╭─ INFORMATION PROVIDED
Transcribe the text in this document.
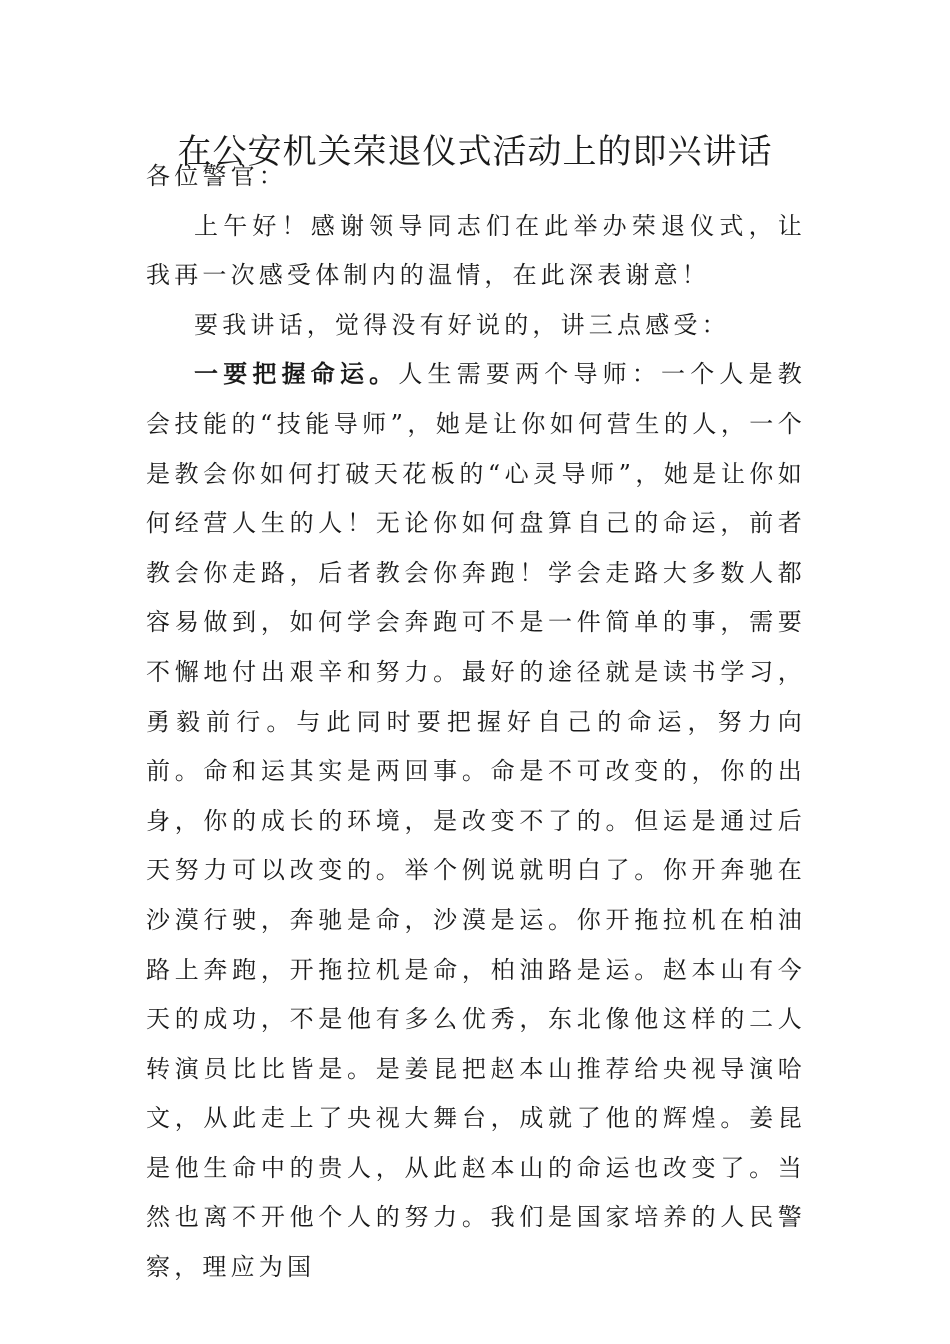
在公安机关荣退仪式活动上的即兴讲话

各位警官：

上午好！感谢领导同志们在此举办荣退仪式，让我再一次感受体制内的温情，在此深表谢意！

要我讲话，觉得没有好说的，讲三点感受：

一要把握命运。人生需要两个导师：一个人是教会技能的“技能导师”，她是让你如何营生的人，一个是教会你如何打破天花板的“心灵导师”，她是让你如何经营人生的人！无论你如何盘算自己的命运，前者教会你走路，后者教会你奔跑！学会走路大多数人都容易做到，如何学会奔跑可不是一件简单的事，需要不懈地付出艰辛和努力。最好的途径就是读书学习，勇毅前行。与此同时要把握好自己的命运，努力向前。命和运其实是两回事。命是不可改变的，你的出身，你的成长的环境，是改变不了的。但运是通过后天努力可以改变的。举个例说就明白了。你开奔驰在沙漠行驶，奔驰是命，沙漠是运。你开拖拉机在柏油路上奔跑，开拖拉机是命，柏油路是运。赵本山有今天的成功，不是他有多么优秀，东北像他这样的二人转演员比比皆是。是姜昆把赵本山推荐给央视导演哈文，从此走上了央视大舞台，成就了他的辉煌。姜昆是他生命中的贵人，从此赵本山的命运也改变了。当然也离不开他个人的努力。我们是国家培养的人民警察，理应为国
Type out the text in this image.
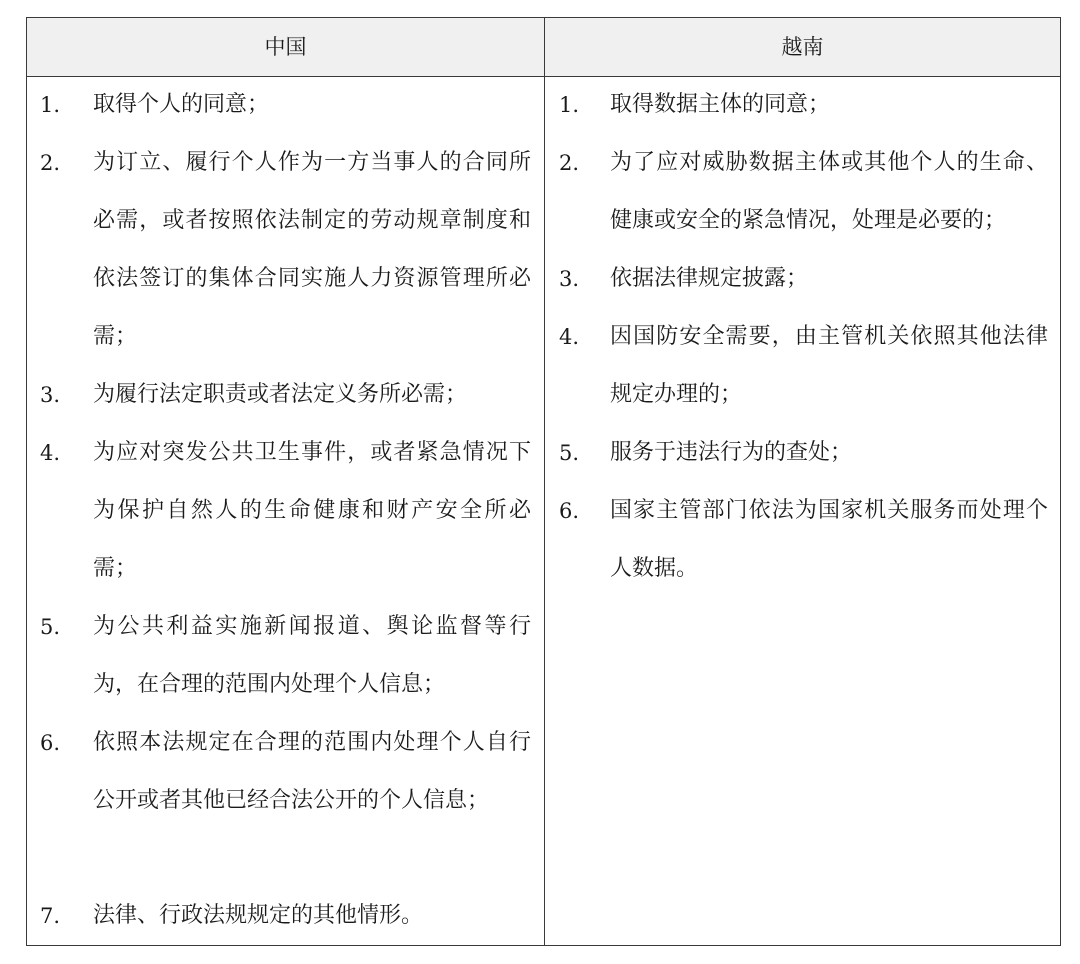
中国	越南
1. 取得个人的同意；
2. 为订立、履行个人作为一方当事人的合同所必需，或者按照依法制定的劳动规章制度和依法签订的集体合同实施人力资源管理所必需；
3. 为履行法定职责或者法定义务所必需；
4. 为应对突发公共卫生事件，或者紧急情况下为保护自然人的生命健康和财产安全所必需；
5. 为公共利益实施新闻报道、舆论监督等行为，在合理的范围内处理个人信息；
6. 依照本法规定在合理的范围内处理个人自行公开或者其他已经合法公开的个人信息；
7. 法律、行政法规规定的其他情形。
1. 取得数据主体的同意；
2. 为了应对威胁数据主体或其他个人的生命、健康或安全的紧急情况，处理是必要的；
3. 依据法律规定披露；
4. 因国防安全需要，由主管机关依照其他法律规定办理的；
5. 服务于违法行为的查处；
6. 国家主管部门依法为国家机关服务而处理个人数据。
╰─
WHAT IS ASKED
Repeat each entry exactly as it appears; skip any picture.

FULL OUTPUT
Transcribe the text in this document.
在公安机关荣退仪式活动上的即兴讲话

各位警官：

上午好！感谢领导同志们在此举办荣退仪式，让我再一次感受体制内的温情，在此深表谢意！

要我讲话，觉得没有好说的，讲三点感受：

一要把握命运。人生需要两个导师：一个人是教会技能的“技能导师”，她是让你如何营生的人，一个是教会你如何打破天花板的“心灵导师”，她是让你如何经营人生的人！无论你如何盘算自己的命运，前者教会你走路，后者教会你奔跑！学会走路大多数人都容易做到，如何学会奔跑可不是一件简单的事，需要不懈地付出艰辛和努力。最好的途径就是读书学习，勇毅前行。与此同时要把握好自己的命运，努力向前。命和运其实是两回事。命是不可改变的，你的出身，你的成长的环境，是改变不了的。但运是通过后天努力可以改变的。举个例说就明白了。你开奔驰在沙漠行驶，奔驰是命，沙漠是运。你开拖拉机在柏油路上奔跑，开拖拉机是命，柏油路是运。赵本山有今天的成功，不是他有多么优秀，东北像他这样的二人转演员比比皆是。是姜昆把赵本山推荐给央视导演哈文，从此走上了央视大舞台，成就了他的辉煌。姜昆是他生命中的贵人，从此赵本山的命运也改变了。当然也离不开他个人的努力。我们是国家培养的人民警察，理应为国
Type out the text in this image.
中国	越南
1. 取得个人的同意；
2. 为订立、履行个人作为一方当事人的合同所必需，或者按照依法制定的劳动规章制度和依法签订的集体合同实施人力资源管理所必需；
3. 为履行法定职责或者法定义务所必需；
4. 为应对突发公共卫生事件，或者紧急情况下为保护自然人的生命健康和财产安全所必需；
5. 为公共利益实施新闻报道、舆论监督等行为，在合理的范围内处理个人信息；
6. 依照本法规定在合理的范围内处理个人自行公开或者其他已经合法公开的个人信息；
7. 法律、行政法规规定的其他情形。
1. 取得数据主体的同意；
2. 为了应对威胁数据主体或其他个人的生命、健康或安全的紧急情况，处理是必要的；
3. 依据法律规定披露；
4. 因国防安全需要，由主管机关依照其他法律规定办理的；
5. 服务于违法行为的查处；
6. 国家主管部门依法为国家机关服务而处理个人数据。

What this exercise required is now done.